— start DATASET EXCERPTS —

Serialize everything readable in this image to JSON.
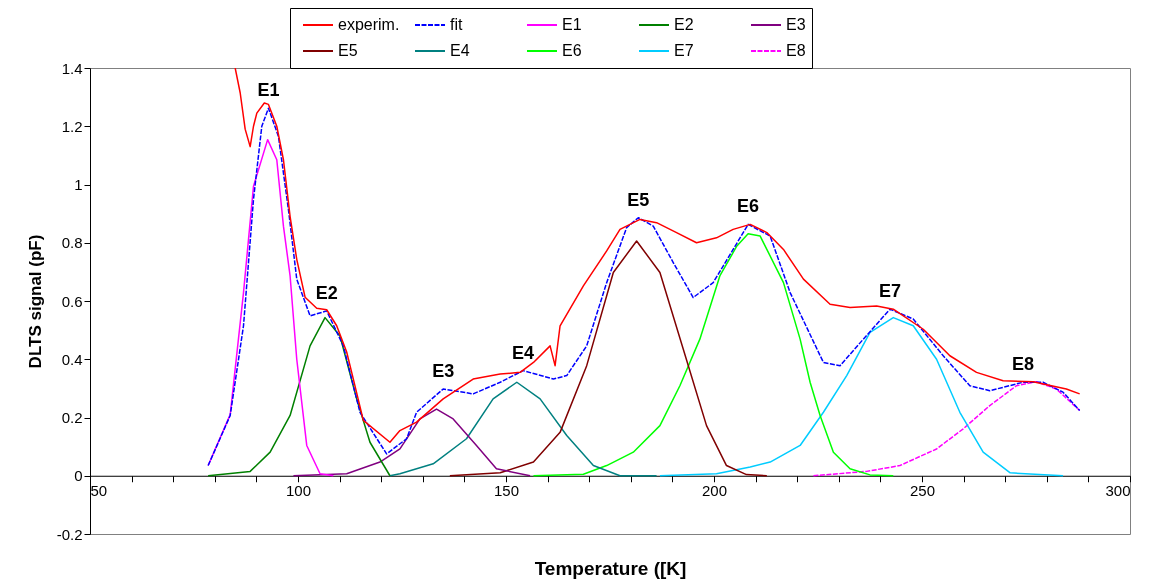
{
  "chart_data": {
    "type": "line",
    "xlabel": "Temperature ([K]",
    "ylabel": "DLTS signal  (pF)",
    "xlim": [
      50,
      300
    ],
    "xticks": [
      50,
      {
        "value": 60,
        "label": null
      },
      {
        "value": 70,
        "label": null
      },
      {
        "value": 80,
        "label": null
      },
      {
        "value": 90,
        "label": null
      },
      100,
      {
        "value": 110,
        "label": null
      },
      {
        "value": 120,
        "label": null
      },
      {
        "value": 130,
        "label": null
      },
      {
        "value": 140,
        "label": null
      },
      150,
      {
        "value": 160,
        "label": null
      },
      {
        "value": 170,
        "label": null
      },
      {
        "value": 180,
        "label": null
      },
      {
        "value": 190,
        "label": null
      },
      200,
      {
        "value": 210,
        "label": null
      },
      {
        "value": 220,
        "label": null
      },
      {
        "value": 230,
        "label": null
      },
      {
        "value": 240,
        "label": null
      },
      250,
      {
        "value": 260,
        "label": null
      },
      {
        "value": 270,
        "label": null
      },
      {
        "value": 280,
        "label": null
      },
      {
        "value": 290,
        "label": null
      },
      300
    ],
    "ylim": [
      -0.2,
      1.4
    ],
    "yticks": [
      -0.2,
      0,
      0.2,
      0.4,
      0.6,
      0.8,
      1,
      1.2,
      1.4
    ],
    "grid": false,
    "legend": "top",
    "line_style": "solid",
    "series": [
      {
        "name": "experim.",
        "color": "#ff0000",
        "x": [
          84.9,
          86.1,
          87.3,
          88.5,
          89.3,
          90.1,
          91.9,
          92.9,
          94.9,
          96.5,
          98.1,
          99.7,
          101.7,
          104.5,
          106.9,
          109.3,
          111.7,
          113.3,
          115.7,
          122.1,
          124.5,
          128.5,
          134.9,
          142.1,
          148.6,
          153.4,
          156.6,
          160.6,
          161.8,
          163,
          168.6,
          174.2,
          177.4,
          182.2,
          186.2,
          191,
          195.8,
          200.6,
          204.6,
          208.7,
          212.7,
          216.7,
          221.5,
          227.9,
          232.7,
          239.1,
          243.1,
          250.3,
          256.7,
          263.1,
          269.5,
          276.7,
          284.7,
          287.9
        ],
        "values": [
          1.4,
          1.315,
          1.19,
          1.13,
          1.2,
          1.245,
          1.28,
          1.275,
          1.2,
          1.085,
          0.89,
          0.743,
          0.613,
          0.575,
          0.57,
          0.515,
          0.425,
          0.332,
          0.19,
          0.115,
          0.155,
          0.184,
          0.264,
          0.332,
          0.349,
          0.355,
          0.389,
          0.446,
          0.378,
          0.515,
          0.652,
          0.772,
          0.846,
          0.88,
          0.869,
          0.835,
          0.8,
          0.817,
          0.846,
          0.863,
          0.835,
          0.777,
          0.675,
          0.589,
          0.578,
          0.583,
          0.572,
          0.503,
          0.412,
          0.355,
          0.326,
          0.323,
          0.298,
          0.281
        ]
      },
      {
        "name": "fit",
        "color": "#0000ff",
        "line_style": "dashed",
        "x": [
          78.4,
          83.7,
          86.9,
          89.3,
          91.3,
          92.9,
          95.3,
          97.7,
          99.7,
          102.9,
          106.9,
          110.9,
          114.9,
          121.3,
          126.1,
          128.5,
          134.9,
          142.1,
          148.6,
          154.1,
          161.4,
          164.6,
          169.4,
          174.2,
          179,
          181.8,
          185.4,
          190.2,
          195,
          199.8,
          204.6,
          208.2,
          213.5,
          218.3,
          226.3,
          230.3,
          235.9,
          242.3,
          247.9,
          255.1,
          261.5,
          266.3,
          274.3,
          279.1,
          283.9,
          287.9
        ],
        "values": [
          0.035,
          0.207,
          0.515,
          0.949,
          1.2,
          1.262,
          1.165,
          0.914,
          0.675,
          0.549,
          0.566,
          0.446,
          0.218,
          0.075,
          0.127,
          0.218,
          0.298,
          0.281,
          0.321,
          0.361,
          0.332,
          0.344,
          0.446,
          0.663,
          0.852,
          0.886,
          0.857,
          0.732,
          0.612,
          0.663,
          0.777,
          0.863,
          0.823,
          0.629,
          0.389,
          0.378,
          0.469,
          0.572,
          0.538,
          0.412,
          0.309,
          0.292,
          0.321,
          0.321,
          0.287,
          0.224
        ]
      },
      {
        "name": "E1",
        "color": "#ff00ff",
        "x": [
          78.4,
          83.7,
          86.9,
          89.3,
          92.7,
          94.9,
          96.5,
          98.1,
          99.7,
          102.1,
          105.3,
          108.5
        ],
        "values": [
          0.035,
          0.21,
          0.629,
          0.994,
          1.154,
          1.085,
          0.857,
          0.686,
          0.4,
          0.104,
          0.007,
          0
        ]
      },
      {
        "name": "E2",
        "color": "#008000",
        "x": [
          78.4,
          88.5,
          93.3,
          98.1,
          102.9,
          106.5,
          110.1,
          114.1,
          117.3,
          122.1
        ],
        "values": [
          0,
          0.015,
          0.081,
          0.207,
          0.446,
          0.543,
          0.48,
          0.264,
          0.115,
          0
        ]
      },
      {
        "name": "E3",
        "color": "#800080",
        "x": [
          98.9,
          111.7,
          119.7,
          124.5,
          129.3,
          133.3,
          137.3,
          142.9,
          147.7,
          155.8
        ],
        "values": [
          0,
          0.007,
          0.047,
          0.092,
          0.195,
          0.229,
          0.195,
          0.104,
          0.024,
          0
        ]
      },
      {
        "name": "E5",
        "color": "#800000",
        "x": [
          136.5,
          148.6,
          156.6,
          163,
          169.4,
          175.8,
          181.4,
          187,
          192.6,
          198.2,
          203,
          207.8,
          212.7
        ],
        "values": [
          0,
          0.01,
          0.047,
          0.149,
          0.378,
          0.698,
          0.806,
          0.698,
          0.435,
          0.172,
          0.035,
          0.004,
          0
        ]
      },
      {
        "name": "E4",
        "color": "#008080",
        "x": [
          122.1,
          124.5,
          132.5,
          140.5,
          146.9,
          152.6,
          158.2,
          164.6,
          171,
          177.4,
          186.2
        ],
        "values": [
          0,
          0.007,
          0.041,
          0.127,
          0.264,
          0.321,
          0.264,
          0.138,
          0.035,
          0,
          0
        ]
      },
      {
        "name": "E6",
        "color": "#00ff00",
        "x": [
          156.6,
          168.6,
          174.2,
          180.6,
          187,
          191.8,
          196.6,
          201.4,
          205.5,
          208.2,
          211.1,
          216.7,
          220.7,
          223.1,
          225.5,
          228.7,
          232.7,
          237.5,
          243.1
        ],
        "values": [
          0,
          0.005,
          0.035,
          0.081,
          0.172,
          0.309,
          0.469,
          0.686,
          0.789,
          0.831,
          0.823,
          0.663,
          0.469,
          0.321,
          0.207,
          0.081,
          0.024,
          0.003,
          0
        ]
      },
      {
        "name": "E7",
        "color": "#00ccff",
        "x": [
          187,
          200.6,
          208.7,
          213.5,
          220.7,
          226.3,
          231.9,
          237.5,
          243.1,
          247.9,
          253.5,
          259.1,
          264.7,
          271.2,
          283.9
        ],
        "values": [
          0,
          0.007,
          0.03,
          0.047,
          0.104,
          0.218,
          0.344,
          0.492,
          0.543,
          0.515,
          0.4,
          0.218,
          0.081,
          0.01,
          0
        ]
      },
      {
        "name": "E8",
        "color": "#ff00ff",
        "line_style": "dashed",
        "x": [
          223.9,
          236.7,
          244.7,
          253.5,
          259.9,
          266.3,
          272.7,
          277.5,
          282.3,
          287.9
        ],
        "values": [
          0,
          0.015,
          0.035,
          0.092,
          0.161,
          0.241,
          0.309,
          0.323,
          0.298,
          0.224
        ]
      }
    ],
    "annotations": [
      {
        "text": "E1",
        "x": 92.9,
        "y": 1.262
      },
      {
        "text": "E2",
        "x": 106.9,
        "y": 0.566
      },
      {
        "text": "E3",
        "x": 134.9,
        "y": 0.298
      },
      {
        "text": "E4",
        "x": 154.1,
        "y": 0.361
      },
      {
        "text": "E5",
        "x": 181.8,
        "y": 0.886
      },
      {
        "text": "E6",
        "x": 208.2,
        "y": 0.863
      },
      {
        "text": "E7",
        "x": 242.3,
        "y": 0.572
      },
      {
        "text": "E8",
        "x": 274.3,
        "y": 0.321
      }
    ]
  }
}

— end DATASET EXCERPTS —

WHAT IS EXPECTED:
Work through the data and report how many of its lines hold the word "text", giving only the figure.

THE RESULT:
8